(Collection entries)
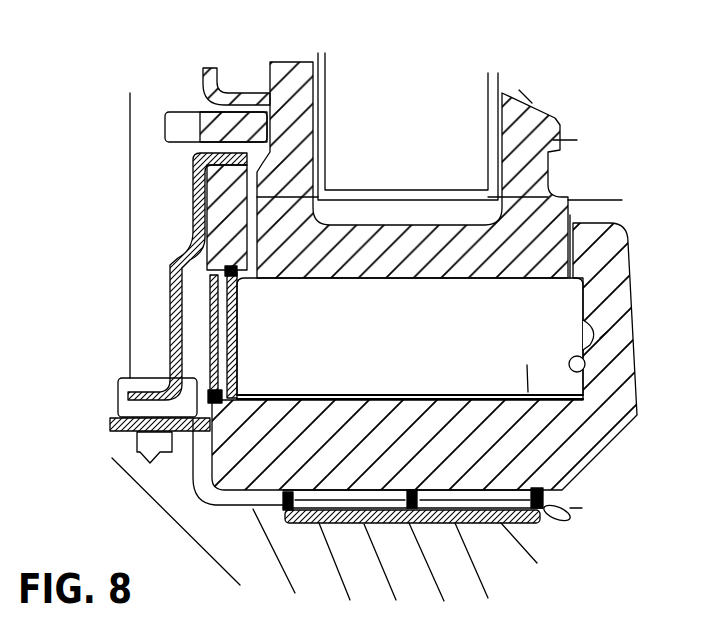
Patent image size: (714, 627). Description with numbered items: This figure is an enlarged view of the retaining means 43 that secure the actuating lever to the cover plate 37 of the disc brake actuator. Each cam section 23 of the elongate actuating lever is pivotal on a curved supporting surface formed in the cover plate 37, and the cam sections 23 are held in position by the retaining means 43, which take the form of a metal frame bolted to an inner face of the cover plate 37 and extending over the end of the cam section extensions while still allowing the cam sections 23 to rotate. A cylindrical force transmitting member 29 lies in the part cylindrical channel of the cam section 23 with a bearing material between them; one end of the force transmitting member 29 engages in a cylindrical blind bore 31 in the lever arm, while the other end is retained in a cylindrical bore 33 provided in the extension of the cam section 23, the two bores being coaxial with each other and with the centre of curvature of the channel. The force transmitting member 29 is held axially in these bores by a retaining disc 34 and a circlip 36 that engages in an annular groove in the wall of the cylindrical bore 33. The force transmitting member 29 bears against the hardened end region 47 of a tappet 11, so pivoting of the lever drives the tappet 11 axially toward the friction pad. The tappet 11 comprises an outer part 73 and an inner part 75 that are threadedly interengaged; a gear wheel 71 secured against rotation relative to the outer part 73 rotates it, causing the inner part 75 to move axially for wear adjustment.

The tappet 11 is at (281, 52).
The gear wheel 71 is at (198, 127).
The inner part 75 is at (443, 108).
The outer part 73 is at (548, 128).
The end region 47 is at (571, 240).
The retaining means 43 is at (170, 260).
The cylindrical bore 33 is at (170, 306).
The circlip 36 is at (170, 349).
The retaining disc 34 is at (238, 368).
The cylindrical blind bore 31 is at (584, 371).
The force transmitting member 29 is at (537, 400).
The cam section 23 is at (493, 460).
The cover plate 37 is at (150, 540).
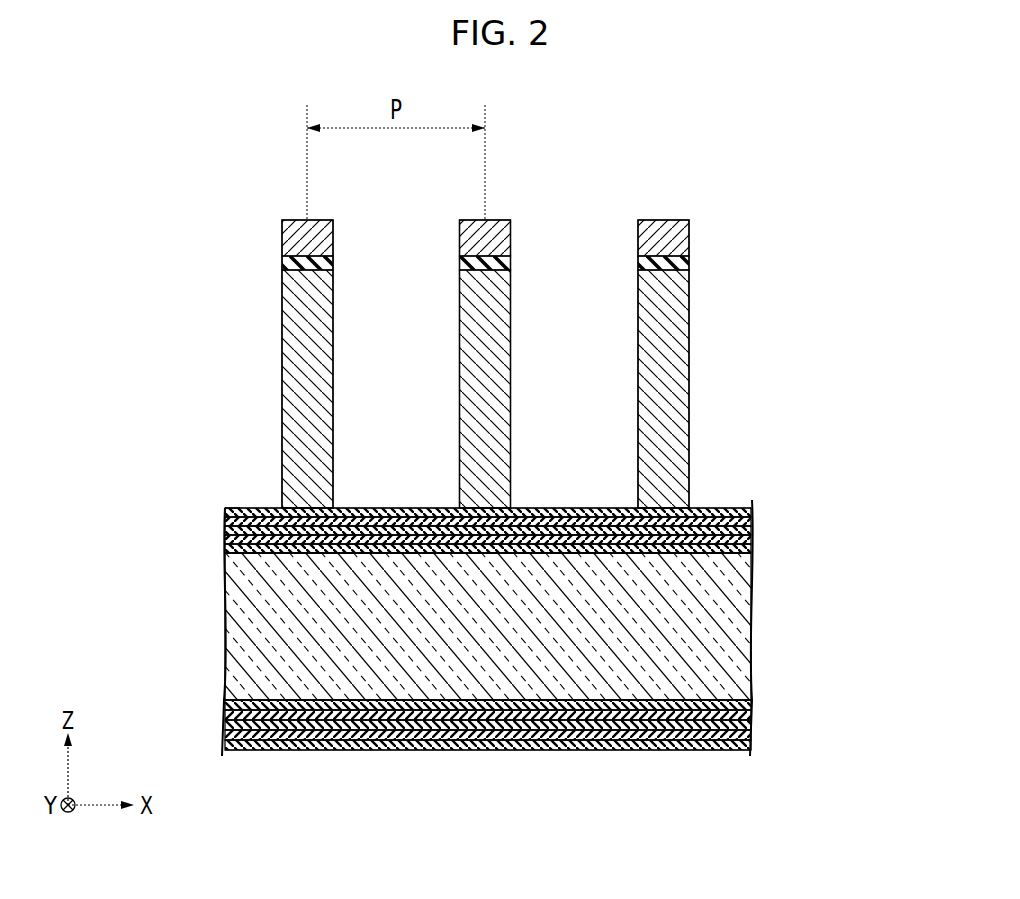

Exercise directions: Rewrite the items above as a JSON list of strings, one string for each line, skipping blank lines. Leave the pictures out of the answer.

Written answer:
[
  "Patent image size: (714, 627). Description with numbered items: This figure is an enlarged view of the retaining means 43 that secure the actuating lever to the cover plate 37 of the disc brake actuator. Each cam section 23 of the elongate actuating lever is pivotal on a curved supporting surface formed in the cover plate 37, and the cam sections 23 are held in position by the retaining means 43, which take the form of a metal frame bolted to an inner face of the cover plate 37 and extending over the end of the cam section extensions while still allowing the cam sections 23 to rotate. A cylindrical force transmitting member 29 lies in the part cylindrical channel of the cam section 23 with a bearing material between them; one end of the force transmitting member 29 engages in a cylindrical blind bore 31 in the lever arm, while the other end is retained in a cylindrical bore 33 provided in the extension of the cam section 23, the two bores being coaxial with each other and with the centre of curvature of the channel. The force transmitting member 29 is held axially in these bores by a retaining disc 34 and a circlip 36 that engages in an annular groove in the wall of the cylindrical bore 33. The force transmitting member 29 bears against the hardened end region 47 of a tappet 11, so pivoting of the lever drives the tappet 11 axially toward the friction pad. The tappet 11 comprises an outer part 73 and an inner part 75 that are threadedly interengaged; a gear wheel 71 secured against rotation relative to the outer part 73 rotates it, causing the inner part 75 to move axially for wear adjustment.",
  "The tappet 11 is at (281, 52).",
  "The gear wheel 71 is at (198, 127).",
  "The inner part 75 is at (443, 108).",
  "The outer part 73 is at (548, 128).",
  "The end region 47 is at (571, 240).",
  "The retaining means 43 is at (170, 260).",
  "The cylindrical bore 33 is at (170, 306).",
  "The circlip 36 is at (170, 349).",
  "The retaining disc 34 is at (238, 368).",
  "The cylindrical blind bore 31 is at (584, 371).",
  "The force transmitting member 29 is at (537, 400).",
  "The cam section 23 is at (493, 460).",
  "The cover plate 37 is at (150, 540)."
]